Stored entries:
-=-=-=-=-

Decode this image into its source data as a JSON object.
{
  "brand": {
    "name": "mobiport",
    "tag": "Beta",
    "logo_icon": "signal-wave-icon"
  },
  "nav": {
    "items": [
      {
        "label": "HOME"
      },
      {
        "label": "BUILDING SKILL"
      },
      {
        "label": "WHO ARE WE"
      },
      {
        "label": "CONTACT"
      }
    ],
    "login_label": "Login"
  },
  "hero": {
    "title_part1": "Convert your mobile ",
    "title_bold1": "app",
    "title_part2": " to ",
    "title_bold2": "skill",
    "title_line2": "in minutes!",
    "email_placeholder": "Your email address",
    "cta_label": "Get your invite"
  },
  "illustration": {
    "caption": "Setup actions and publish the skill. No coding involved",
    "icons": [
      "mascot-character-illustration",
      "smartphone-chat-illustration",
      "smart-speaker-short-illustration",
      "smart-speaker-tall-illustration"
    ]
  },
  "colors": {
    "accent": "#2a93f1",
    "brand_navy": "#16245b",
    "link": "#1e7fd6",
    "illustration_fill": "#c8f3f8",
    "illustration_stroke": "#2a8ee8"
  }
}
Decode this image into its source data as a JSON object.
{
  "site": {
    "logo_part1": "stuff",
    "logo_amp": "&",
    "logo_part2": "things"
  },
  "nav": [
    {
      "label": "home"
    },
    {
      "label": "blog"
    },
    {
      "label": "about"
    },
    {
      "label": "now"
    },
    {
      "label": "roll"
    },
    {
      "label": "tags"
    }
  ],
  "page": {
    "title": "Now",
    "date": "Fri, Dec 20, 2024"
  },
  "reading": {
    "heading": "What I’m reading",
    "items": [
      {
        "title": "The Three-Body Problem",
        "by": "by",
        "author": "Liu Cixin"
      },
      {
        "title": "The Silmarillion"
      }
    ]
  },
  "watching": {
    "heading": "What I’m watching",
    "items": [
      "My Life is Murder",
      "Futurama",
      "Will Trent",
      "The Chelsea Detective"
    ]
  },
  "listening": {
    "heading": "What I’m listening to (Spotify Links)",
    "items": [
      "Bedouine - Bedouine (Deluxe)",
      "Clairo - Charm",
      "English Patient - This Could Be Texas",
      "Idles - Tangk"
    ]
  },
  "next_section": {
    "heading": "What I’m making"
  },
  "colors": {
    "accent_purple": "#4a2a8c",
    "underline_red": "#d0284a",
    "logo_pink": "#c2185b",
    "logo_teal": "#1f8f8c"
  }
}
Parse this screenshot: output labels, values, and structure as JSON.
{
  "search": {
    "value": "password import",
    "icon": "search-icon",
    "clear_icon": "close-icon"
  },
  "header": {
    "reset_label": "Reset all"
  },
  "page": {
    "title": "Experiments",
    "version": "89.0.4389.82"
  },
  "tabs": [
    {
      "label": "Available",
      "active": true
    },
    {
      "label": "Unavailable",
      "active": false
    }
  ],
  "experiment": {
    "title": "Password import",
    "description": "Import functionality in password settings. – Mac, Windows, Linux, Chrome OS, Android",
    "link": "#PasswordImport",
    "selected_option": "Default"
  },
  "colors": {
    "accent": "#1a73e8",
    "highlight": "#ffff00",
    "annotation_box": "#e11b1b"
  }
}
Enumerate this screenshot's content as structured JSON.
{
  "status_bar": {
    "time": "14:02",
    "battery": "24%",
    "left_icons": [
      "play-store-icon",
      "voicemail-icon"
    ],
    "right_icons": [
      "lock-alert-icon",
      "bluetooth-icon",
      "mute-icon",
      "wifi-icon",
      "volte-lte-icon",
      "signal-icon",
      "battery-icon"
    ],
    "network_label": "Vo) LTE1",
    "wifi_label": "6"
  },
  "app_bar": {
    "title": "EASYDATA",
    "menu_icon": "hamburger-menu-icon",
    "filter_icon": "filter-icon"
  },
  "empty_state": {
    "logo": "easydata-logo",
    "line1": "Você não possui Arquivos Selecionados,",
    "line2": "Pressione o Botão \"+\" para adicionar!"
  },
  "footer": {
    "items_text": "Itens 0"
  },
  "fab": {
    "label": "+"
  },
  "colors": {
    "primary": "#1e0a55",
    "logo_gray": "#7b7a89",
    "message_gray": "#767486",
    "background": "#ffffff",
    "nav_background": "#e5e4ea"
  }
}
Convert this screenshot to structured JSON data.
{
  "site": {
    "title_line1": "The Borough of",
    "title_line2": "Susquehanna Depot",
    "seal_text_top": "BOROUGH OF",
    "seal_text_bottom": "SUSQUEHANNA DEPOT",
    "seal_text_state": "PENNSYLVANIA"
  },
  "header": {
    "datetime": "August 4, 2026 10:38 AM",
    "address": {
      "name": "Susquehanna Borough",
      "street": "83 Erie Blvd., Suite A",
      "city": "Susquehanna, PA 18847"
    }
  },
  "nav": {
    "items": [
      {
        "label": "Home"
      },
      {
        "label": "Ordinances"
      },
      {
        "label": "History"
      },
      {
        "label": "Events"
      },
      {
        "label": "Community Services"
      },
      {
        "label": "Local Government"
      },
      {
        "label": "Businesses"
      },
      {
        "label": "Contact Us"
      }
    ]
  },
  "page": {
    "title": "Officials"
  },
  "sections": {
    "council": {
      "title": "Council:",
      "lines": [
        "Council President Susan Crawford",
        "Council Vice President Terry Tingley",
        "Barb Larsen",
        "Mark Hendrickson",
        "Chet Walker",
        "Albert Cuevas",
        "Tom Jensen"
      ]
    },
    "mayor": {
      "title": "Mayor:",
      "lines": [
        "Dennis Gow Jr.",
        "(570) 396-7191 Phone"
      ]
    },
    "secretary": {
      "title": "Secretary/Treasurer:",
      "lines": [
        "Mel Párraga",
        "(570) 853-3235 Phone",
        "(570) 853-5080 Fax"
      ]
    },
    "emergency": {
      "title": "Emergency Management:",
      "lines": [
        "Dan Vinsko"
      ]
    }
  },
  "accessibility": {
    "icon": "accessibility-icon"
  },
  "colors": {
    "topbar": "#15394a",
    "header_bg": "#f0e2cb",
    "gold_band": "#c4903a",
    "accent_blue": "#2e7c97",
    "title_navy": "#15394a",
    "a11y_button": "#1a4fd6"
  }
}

-=-=-=-=-

◆ Aim of the exercise
Your task is to repeat every entry exactly.

◆ Correct response
Decode this image into its source data as a JSON object.
{
  "brand": {
    "name": "mobiport",
    "tag": "Beta",
    "logo_icon": "signal-wave-icon"
  },
  "nav": {
    "items": [
      {
        "label": "HOME"
      },
      {
        "label": "BUILDING SKILL"
      },
      {
        "label": "WHO ARE WE"
      },
      {
        "label": "CONTACT"
      }
    ],
    "login_label": "Login"
  },
  "hero": {
    "title_part1": "Convert your mobile ",
    "title_bold1": "app",
    "title_part2": " to ",
    "title_bold2": "skill",
    "title_line2": "in minutes!",
    "email_placeholder": "Your email address",
    "cta_label": "Get your invite"
  },
  "illustration": {
    "caption": "Setup actions and publish the skill. No coding involved",
    "icons": [
      "mascot-character-illustration",
      "smartphone-chat-illustration",
      "smart-speaker-short-illustration",
      "smart-speaker-tall-illustration"
    ]
  },
  "colors": {
    "accent": "#2a93f1",
    "brand_navy": "#16245b",
    "link": "#1e7fd6",
    "illustration_fill": "#c8f3f8",
    "illustration_stroke": "#2a8ee8"
  }
}
Decode this image into its source data as a JSON object.
{
  "site": {
    "logo_part1": "stuff",
    "logo_amp": "&",
    "logo_part2": "things"
  },
  "nav": [
    {
      "label": "home"
    },
    {
      "label": "blog"
    },
    {
      "label": "about"
    },
    {
      "label": "now"
    },
    {
      "label": "roll"
    },
    {
      "label": "tags"
    }
  ],
  "page": {
    "title": "Now",
    "date": "Fri, Dec 20, 2024"
  },
  "reading": {
    "heading": "What I’m reading",
    "items": [
      {
        "title": "The Three-Body Problem",
        "by": "by",
        "author": "Liu Cixin"
      },
      {
        "title": "The Silmarillion"
      }
    ]
  },
  "watching": {
    "heading": "What I’m watching",
    "items": [
      "My Life is Murder",
      "Futurama",
      "Will Trent",
      "The Chelsea Detective"
    ]
  },
  "listening": {
    "heading": "What I’m listening to (Spotify Links)",
    "items": [
      "Bedouine - Bedouine (Deluxe)",
      "Clairo - Charm",
      "English Patient - This Could Be Texas",
      "Idles - Tangk"
    ]
  },
  "next_section": {
    "heading": "What I’m making"
  },
  "colors": {
    "accent_purple": "#4a2a8c",
    "underline_red": "#d0284a",
    "logo_pink": "#c2185b",
    "logo_teal": "#1f8f8c"
  }
}
Parse this screenshot: output labels, values, and structure as JSON.
{
  "search": {
    "value": "password import",
    "icon": "search-icon",
    "clear_icon": "close-icon"
  },
  "header": {
    "reset_label": "Reset all"
  },
  "page": {
    "title": "Experiments",
    "version": "89.0.4389.82"
  },
  "tabs": [
    {
      "label": "Available",
      "active": true
    },
    {
      "label": "Unavailable",
      "active": false
    }
  ],
  "experiment": {
    "title": "Password import",
    "description": "Import functionality in password settings. – Mac, Windows, Linux, Chrome OS, Android",
    "link": "#PasswordImport",
    "selected_option": "Default"
  },
  "colors": {
    "accent": "#1a73e8",
    "highlight": "#ffff00",
    "annotation_box": "#e11b1b"
  }
}
Enumerate this screenshot's content as structured JSON.
{
  "status_bar": {
    "time": "14:02",
    "battery": "24%",
    "left_icons": [
      "play-store-icon",
      "voicemail-icon"
    ],
    "right_icons": [
      "lock-alert-icon",
      "bluetooth-icon",
      "mute-icon",
      "wifi-icon",
      "volte-lte-icon",
      "signal-icon",
      "battery-icon"
    ],
    "network_label": "Vo) LTE1",
    "wifi_label": "6"
  },
  "app_bar": {
    "title": "EASYDATA",
    "menu_icon": "hamburger-menu-icon",
    "filter_icon": "filter-icon"
  },
  "empty_state": {
    "logo": "easydata-logo",
    "line1": "Você não possui Arquivos Selecionados,",
    "line2": "Pressione o Botão \"+\" para adicionar!"
  },
  "footer": {
    "items_text": "Itens 0"
  },
  "fab": {
    "label": "+"
  },
  "colors": {
    "primary": "#1e0a55",
    "logo_gray": "#7b7a89",
    "message_gray": "#767486",
    "background": "#ffffff",
    "nav_background": "#e5e4ea"
  }
}
Convert this screenshot to structured JSON data.
{
  "site": {
    "title_line1": "The Borough of",
    "title_line2": "Susquehanna Depot",
    "seal_text_top": "BOROUGH OF",
    "seal_text_bottom": "SUSQUEHANNA DEPOT",
    "seal_text_state": "PENNSYLVANIA"
  },
  "header": {
    "datetime": "August 4, 2026 10:38 AM",
    "address": {
      "name": "Susquehanna Borough",
      "street": "83 Erie Blvd., Suite A",
      "city": "Susquehanna, PA 18847"
    }
  },
  "nav": {
    "items": [
      {
        "label": "Home"
      },
      {
        "label": "Ordinances"
      },
      {
        "label": "History"
      },
      {
        "label": "Events"
      },
      {
        "label": "Community Services"
      },
      {
        "label": "Local Government"
      },
      {
        "label": "Businesses"
      },
      {
        "label": "Contact Us"
      }
    ]
  },
  "page": {
    "title": "Officials"
  },
  "sections": {
    "council": {
      "title": "Council:",
      "lines": [
        "Council President Susan Crawford",
        "Council Vice President Terry Tingley",
        "Barb Larsen",
        "Mark Hendrickson",
        "Chet Walker",
        "Albert Cuevas",
        "Tom Jensen"
      ]
    },
    "mayor": {
      "title": "Mayor:",
      "lines": [
        "Dennis Gow Jr.",
        "(570) 396-7191 Phone"
      ]
    },
    "secretary": {
      "title": "Secretary/Treasurer:",
      "lines": [
        "Mel Párraga",
        "(570) 853-3235 Phone",
        "(570) 853-5080 Fax"
      ]
    },
    "emergency": {
      "title": "Emergency Management:",
      "lines": [
        "Dan Vinsko"
      ]
    }
  },
  "accessibility": {
    "icon": "accessibility-icon"
  },
  "colors": {
    "topbar": "#15394a",
    "header_bg": "#f0e2cb",
    "gold_band": "#c4903a",
    "accent_blue": "#2e7c97",
    "title_navy": "#15394a",
    "a11y_button": "#1a4fd6"
  }
}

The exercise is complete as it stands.